::: Records supplied :::

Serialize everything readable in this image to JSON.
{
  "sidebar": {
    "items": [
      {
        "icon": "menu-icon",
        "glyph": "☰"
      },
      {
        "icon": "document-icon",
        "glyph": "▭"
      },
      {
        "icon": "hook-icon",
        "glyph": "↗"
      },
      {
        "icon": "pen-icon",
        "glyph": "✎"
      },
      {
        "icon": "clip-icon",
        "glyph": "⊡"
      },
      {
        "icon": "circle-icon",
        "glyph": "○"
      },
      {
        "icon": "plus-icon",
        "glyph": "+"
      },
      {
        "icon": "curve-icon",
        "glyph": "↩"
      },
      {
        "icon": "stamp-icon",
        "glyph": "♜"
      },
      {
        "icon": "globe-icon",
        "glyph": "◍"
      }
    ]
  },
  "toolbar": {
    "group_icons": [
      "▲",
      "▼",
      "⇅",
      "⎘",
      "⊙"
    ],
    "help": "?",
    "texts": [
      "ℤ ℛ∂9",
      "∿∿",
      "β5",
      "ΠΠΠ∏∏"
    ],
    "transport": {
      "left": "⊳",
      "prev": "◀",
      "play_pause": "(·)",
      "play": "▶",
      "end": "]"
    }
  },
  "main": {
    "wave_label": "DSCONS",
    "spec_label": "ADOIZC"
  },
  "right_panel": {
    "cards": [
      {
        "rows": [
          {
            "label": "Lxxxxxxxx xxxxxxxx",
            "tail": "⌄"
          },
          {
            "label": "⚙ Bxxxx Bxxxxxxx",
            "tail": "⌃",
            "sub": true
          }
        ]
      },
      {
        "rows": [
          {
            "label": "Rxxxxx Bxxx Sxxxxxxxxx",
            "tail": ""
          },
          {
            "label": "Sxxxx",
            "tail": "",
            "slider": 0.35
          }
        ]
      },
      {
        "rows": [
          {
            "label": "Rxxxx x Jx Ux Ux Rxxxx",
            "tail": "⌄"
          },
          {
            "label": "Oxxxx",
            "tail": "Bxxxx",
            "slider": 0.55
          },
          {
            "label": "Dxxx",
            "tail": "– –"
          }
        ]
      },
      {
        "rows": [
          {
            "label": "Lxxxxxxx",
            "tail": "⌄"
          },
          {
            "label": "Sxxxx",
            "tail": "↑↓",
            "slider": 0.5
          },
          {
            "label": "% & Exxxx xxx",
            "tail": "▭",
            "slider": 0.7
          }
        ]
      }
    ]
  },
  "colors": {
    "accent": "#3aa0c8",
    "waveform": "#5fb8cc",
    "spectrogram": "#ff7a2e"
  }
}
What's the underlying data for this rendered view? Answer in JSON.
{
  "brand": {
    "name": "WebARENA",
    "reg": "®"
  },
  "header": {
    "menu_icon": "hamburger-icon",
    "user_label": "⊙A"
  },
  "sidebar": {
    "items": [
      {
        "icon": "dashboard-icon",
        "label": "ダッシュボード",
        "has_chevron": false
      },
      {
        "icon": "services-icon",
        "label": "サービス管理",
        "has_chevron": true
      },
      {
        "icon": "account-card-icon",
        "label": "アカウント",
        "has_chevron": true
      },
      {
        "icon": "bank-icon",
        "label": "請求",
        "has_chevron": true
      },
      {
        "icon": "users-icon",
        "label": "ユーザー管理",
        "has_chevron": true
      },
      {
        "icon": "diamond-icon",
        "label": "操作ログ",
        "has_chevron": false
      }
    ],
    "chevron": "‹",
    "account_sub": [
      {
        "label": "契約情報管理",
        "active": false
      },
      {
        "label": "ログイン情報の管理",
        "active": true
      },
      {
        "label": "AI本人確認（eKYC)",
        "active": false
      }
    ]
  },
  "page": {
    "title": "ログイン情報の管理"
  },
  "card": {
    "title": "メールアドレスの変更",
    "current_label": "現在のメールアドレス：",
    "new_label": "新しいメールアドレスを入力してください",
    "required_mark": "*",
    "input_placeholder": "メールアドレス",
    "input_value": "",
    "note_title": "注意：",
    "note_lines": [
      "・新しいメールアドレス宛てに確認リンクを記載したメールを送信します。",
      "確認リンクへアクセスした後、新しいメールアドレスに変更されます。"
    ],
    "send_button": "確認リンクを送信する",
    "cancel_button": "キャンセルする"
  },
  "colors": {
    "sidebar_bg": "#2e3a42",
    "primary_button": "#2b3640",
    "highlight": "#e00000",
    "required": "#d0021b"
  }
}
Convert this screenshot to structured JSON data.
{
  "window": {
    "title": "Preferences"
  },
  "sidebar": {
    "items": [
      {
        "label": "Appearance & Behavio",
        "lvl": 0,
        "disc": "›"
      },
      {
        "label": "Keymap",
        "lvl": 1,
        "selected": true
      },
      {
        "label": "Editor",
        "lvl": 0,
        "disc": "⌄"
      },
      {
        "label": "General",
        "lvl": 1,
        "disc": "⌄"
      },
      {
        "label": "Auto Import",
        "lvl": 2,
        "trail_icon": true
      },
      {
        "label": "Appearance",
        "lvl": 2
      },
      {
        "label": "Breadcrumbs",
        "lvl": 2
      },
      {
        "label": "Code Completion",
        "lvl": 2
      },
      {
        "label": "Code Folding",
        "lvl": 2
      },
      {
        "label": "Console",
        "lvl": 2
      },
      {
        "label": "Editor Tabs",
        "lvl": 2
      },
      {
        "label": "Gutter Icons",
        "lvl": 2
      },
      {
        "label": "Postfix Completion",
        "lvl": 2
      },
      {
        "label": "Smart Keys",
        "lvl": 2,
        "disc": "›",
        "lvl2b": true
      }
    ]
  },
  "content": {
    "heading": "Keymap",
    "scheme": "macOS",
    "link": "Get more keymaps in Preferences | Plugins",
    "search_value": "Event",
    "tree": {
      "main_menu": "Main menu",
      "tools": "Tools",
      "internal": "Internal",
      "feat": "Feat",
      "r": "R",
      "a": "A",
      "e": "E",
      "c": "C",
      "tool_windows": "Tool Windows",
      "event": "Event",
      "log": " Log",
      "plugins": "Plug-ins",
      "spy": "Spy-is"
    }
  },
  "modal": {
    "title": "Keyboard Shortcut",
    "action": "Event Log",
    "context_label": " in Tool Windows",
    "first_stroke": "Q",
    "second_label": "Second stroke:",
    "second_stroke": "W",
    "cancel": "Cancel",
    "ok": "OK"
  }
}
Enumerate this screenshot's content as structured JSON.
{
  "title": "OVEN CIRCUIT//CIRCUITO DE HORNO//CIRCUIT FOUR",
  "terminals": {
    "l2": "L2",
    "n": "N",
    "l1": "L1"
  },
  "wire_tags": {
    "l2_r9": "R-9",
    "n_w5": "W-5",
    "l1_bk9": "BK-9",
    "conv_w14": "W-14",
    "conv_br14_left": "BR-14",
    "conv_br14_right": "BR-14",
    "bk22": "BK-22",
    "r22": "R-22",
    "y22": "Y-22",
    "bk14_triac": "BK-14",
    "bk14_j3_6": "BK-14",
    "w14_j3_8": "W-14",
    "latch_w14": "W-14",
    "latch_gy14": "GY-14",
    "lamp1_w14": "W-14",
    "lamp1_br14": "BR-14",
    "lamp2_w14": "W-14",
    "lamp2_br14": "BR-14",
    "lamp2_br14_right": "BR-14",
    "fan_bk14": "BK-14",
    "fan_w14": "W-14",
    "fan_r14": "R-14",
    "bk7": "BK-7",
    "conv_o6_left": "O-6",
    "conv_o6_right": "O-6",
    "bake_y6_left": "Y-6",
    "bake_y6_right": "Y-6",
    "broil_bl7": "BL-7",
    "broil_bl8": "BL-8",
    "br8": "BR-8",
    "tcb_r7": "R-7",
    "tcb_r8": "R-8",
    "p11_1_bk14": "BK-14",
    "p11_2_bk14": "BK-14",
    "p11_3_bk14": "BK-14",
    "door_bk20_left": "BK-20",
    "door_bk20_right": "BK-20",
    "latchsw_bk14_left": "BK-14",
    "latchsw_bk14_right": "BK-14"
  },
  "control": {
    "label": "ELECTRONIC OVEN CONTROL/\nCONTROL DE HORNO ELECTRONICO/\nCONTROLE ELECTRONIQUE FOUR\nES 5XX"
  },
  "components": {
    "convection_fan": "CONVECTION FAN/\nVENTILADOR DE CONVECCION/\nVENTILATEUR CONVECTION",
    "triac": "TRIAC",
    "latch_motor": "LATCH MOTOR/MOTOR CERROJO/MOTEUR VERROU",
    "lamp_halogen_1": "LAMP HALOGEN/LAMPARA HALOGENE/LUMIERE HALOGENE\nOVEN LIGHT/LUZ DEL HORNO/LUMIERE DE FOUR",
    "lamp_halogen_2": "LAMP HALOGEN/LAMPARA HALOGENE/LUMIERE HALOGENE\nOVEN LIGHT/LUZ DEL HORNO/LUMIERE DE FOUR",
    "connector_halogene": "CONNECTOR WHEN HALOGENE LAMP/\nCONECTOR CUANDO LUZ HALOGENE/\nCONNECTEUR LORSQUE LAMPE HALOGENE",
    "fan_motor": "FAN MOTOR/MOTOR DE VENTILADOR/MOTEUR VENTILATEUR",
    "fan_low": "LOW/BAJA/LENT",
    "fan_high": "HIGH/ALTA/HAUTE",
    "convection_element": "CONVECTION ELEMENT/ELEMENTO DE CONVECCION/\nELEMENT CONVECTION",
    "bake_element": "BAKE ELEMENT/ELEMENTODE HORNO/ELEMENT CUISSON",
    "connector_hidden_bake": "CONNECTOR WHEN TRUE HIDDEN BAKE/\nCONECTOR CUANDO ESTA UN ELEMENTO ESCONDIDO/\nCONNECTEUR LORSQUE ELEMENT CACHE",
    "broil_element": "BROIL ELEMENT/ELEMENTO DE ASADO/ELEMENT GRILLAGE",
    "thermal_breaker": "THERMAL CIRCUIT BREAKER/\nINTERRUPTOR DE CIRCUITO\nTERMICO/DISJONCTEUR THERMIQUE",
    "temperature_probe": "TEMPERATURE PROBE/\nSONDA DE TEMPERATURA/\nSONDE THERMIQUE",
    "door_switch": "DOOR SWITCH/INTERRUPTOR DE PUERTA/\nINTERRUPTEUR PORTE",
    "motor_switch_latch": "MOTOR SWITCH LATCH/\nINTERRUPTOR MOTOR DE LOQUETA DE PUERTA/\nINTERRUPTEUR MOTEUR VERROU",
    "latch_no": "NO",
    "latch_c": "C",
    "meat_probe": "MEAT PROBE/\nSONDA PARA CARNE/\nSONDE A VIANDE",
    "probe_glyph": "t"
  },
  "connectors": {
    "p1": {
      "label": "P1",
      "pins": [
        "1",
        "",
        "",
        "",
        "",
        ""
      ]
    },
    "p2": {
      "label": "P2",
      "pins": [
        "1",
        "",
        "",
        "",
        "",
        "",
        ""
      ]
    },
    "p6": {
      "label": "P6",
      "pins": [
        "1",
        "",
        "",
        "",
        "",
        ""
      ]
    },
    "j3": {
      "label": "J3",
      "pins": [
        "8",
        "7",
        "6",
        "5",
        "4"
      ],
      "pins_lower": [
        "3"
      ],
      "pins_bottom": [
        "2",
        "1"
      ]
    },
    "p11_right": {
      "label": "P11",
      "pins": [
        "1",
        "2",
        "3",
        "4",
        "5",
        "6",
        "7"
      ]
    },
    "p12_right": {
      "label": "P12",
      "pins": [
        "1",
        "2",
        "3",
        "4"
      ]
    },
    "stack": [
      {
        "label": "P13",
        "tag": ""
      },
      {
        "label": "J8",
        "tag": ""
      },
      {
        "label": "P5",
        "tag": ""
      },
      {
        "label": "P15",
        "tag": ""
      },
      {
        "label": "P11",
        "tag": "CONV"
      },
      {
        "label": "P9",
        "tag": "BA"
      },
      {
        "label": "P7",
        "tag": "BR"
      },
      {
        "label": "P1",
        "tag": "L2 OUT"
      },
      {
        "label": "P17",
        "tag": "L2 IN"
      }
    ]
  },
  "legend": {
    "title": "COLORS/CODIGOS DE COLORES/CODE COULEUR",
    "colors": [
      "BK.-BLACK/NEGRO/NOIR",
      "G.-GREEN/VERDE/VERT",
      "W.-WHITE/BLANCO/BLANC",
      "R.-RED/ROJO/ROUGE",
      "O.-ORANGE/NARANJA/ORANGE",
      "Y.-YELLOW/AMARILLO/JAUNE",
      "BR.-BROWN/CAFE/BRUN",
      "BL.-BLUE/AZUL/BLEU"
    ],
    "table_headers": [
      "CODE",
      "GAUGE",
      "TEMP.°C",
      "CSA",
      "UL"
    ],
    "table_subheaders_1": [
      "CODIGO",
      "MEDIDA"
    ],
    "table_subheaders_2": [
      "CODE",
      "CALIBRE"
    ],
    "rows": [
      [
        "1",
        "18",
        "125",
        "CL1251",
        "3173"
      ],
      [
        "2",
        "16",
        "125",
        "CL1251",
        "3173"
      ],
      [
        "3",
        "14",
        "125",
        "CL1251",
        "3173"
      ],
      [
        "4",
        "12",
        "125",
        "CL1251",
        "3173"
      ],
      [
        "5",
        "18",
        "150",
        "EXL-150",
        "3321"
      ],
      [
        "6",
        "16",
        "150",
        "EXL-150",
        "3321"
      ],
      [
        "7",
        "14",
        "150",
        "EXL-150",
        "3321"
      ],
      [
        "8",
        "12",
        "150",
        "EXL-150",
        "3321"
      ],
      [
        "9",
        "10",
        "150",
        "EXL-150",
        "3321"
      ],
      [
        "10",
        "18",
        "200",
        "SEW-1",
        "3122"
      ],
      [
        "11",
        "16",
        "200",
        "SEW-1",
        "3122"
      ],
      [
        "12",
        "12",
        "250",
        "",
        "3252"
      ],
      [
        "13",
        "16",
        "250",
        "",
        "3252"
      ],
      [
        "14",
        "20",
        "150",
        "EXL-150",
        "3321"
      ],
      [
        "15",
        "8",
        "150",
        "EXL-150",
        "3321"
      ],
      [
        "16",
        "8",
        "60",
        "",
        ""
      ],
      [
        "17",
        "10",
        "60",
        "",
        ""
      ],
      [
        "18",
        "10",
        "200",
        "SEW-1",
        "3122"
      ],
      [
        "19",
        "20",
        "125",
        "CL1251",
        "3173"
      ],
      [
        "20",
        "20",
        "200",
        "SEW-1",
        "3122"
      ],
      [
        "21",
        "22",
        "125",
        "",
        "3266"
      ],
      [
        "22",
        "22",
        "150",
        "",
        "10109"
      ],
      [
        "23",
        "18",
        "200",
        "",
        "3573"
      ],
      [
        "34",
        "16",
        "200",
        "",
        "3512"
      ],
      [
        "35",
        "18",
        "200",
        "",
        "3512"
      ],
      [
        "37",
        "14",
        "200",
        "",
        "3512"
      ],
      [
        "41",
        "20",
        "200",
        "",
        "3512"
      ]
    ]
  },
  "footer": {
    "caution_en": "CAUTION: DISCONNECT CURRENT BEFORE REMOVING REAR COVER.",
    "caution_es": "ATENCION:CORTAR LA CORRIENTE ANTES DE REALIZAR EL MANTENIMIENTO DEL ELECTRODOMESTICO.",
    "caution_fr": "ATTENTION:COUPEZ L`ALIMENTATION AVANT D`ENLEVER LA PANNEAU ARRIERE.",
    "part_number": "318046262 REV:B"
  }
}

:::

**Problem:** Tally the lines of the data that contain the string "Windows" and report the total alone.

**Result for this exercise:** 2